_Brano_.
- - - -

Naturalmente anche in latino c’erano moltissimi sinonimi (janua e porta, equus e caballus, torus e lectus, amare e diligere, ecc.); e anche non pochi doppioni (volgus e vulgus, adjutare e adjuvare, bucca e os, minaciae e minae, putus e puer, maledicere aliquem e maledicere alicui, ecc.); e di questi doppioni alcuni saranno stati usati indifferentemente l’uno e l’altro da tutte le classi sociali, come oggi a Firenze ditale e anello, portantina e bussola, spartizione (de’ capelli) e divisa; altri invece saranno stati i preferiti, più o meno esclusivamente, dalle classi inferiori, al modo stesso che un popolano fiorentino dirà forse più volentieri dota e dolsuto, che dote e doluto, e sempre poi doventare invece di diventare, mentre un fiorentino educato dice sempre dote e doluto, e ora doventare, ora diventare, secondo con chi e dove e di che parla. Rispetto poi ai sinonimi, come il popolano della moderna Roma chiama sempre porta anche l’uscio, così è probabile che il popolano della Roma antica dicesse porta anche quando doveva dir janua, e caballus anche quando doveva dire equus.
Or bene, siccome qualche centinaio di questi sinonimi o doppioni latini, che si credono i preferiti dalla plebe, sono i genitori legittimi dei corrispondenti vocaboli neolatini, giacchè noi Italiani, per esempio, non diciamo giana o gianva o jana da janua, ma porta da porta, non eguo o ieguo o ecquo, ecc. da equus, ma cavallo da caballus; perciò cavando da questo fatto una troppa larga conseguenza, si è detto e si dice che le lingue romanze[42] derivino dal latino rustico, o volgare o plebeo. Ma, oltrechè alle poche centinaia di parole romanze d’origine latina rustica si può contrapporne molte migliaia d’origine latina nobile, o nobile e rustica insieme; non bisogna mai dimenticare che l’organismo di dette lingue poggia quasi interamente sulla comune grammatica latina. Il tronco, dunque, da cui son germogliati i rami che si chiamano italiano, francese, spagnolo, ecc., è, in sostanza, il latino di Virgilio e di Plauto, di Cicerone e di Vitruvio; il latino togato e quello tunicato; insomma, il latino di tutti, quello che parlava omnis populus, come dice Varrone.

- - - -

Record contenuti in un dataset
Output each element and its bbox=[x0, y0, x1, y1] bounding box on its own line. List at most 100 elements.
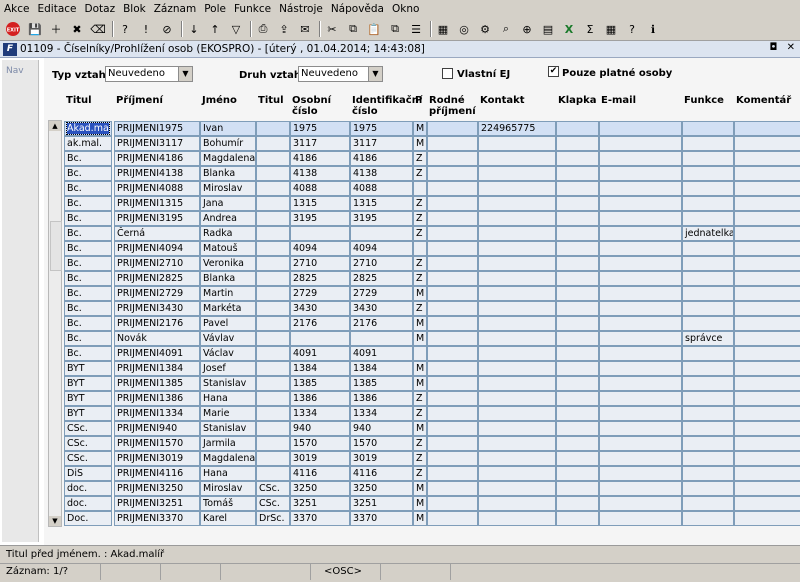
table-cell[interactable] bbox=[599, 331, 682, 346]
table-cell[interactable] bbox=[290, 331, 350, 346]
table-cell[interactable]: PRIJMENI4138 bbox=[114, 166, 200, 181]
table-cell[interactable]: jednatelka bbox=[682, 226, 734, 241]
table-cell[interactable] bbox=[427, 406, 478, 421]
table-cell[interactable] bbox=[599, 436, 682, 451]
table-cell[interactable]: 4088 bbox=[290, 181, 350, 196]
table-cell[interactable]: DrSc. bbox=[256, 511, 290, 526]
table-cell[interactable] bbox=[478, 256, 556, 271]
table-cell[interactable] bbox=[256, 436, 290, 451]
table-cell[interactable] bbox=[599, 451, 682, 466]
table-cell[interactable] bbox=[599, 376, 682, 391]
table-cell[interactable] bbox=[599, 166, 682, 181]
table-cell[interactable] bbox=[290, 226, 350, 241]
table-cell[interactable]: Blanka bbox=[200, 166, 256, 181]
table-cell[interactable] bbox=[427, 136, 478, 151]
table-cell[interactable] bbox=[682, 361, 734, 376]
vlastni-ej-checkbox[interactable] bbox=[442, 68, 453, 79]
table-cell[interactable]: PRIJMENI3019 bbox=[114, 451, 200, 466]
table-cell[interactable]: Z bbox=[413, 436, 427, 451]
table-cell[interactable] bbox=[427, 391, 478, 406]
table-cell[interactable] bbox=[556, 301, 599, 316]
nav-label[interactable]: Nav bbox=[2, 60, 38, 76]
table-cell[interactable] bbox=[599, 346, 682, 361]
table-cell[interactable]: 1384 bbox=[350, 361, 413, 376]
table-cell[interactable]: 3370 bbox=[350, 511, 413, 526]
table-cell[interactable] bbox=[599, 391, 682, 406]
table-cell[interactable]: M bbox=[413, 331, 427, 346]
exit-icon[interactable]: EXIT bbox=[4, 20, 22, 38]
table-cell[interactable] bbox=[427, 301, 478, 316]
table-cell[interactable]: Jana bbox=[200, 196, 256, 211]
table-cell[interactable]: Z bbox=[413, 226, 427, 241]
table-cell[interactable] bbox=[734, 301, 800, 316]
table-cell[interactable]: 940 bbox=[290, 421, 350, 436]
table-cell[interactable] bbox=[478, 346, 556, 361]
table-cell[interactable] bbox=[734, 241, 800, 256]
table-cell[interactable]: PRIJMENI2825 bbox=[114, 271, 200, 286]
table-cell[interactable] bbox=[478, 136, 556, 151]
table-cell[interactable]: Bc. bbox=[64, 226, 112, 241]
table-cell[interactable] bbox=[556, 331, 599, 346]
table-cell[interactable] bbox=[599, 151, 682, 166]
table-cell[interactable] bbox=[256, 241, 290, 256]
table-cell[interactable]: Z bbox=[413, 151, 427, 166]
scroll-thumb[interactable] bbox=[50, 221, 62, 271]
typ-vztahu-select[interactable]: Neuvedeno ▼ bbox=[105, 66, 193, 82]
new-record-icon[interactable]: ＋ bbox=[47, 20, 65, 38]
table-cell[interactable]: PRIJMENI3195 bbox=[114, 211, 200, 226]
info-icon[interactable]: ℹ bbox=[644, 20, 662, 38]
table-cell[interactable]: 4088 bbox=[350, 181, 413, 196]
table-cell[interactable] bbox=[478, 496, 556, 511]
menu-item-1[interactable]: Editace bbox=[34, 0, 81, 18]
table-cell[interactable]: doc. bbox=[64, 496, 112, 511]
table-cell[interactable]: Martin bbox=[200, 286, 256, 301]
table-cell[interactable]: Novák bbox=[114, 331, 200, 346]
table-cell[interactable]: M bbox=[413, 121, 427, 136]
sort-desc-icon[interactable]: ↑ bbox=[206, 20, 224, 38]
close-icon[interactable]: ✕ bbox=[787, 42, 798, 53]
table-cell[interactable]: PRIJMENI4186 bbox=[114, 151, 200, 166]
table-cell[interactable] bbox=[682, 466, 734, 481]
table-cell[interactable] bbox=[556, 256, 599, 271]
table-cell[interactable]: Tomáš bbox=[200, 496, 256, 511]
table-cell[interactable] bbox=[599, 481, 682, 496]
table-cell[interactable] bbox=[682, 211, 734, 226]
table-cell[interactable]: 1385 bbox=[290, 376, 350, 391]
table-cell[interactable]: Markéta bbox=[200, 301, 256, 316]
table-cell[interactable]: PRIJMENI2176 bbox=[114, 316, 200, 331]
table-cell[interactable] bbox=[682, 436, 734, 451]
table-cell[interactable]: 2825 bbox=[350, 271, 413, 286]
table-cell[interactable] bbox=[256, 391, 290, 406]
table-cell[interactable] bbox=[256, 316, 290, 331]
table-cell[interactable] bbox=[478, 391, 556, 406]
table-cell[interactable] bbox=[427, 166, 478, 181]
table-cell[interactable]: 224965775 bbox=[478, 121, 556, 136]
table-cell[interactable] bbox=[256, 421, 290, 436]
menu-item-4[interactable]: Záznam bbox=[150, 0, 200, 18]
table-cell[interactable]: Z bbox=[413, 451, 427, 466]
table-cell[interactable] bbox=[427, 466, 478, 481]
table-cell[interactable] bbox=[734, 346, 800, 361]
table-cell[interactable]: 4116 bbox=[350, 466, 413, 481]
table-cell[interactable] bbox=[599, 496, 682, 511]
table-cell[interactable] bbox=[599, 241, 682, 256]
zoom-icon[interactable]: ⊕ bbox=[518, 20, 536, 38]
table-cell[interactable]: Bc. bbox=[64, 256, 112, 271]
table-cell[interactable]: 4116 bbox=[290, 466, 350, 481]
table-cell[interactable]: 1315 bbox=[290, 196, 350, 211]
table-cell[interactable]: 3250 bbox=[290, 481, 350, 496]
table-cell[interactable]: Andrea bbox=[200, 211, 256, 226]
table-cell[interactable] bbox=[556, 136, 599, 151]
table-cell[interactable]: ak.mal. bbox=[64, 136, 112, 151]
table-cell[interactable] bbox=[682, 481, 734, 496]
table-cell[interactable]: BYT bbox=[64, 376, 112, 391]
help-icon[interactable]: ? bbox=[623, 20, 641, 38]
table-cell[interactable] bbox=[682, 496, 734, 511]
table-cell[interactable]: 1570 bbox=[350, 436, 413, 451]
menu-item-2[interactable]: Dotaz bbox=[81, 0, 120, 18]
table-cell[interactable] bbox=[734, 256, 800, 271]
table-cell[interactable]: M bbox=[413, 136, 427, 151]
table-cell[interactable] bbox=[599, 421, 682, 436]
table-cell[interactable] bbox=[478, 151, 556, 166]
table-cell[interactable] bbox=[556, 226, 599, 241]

- - - -

_Istruzioni_. Elenca le coppie di sinonimi latini che il brano riporta fra parentesi come esempi. I dati non hanno alcun ruolo in questo compito.

_Risposta attesa_.
- janua e porta
- equus e caballus
- torus e lectus
- amare e diligere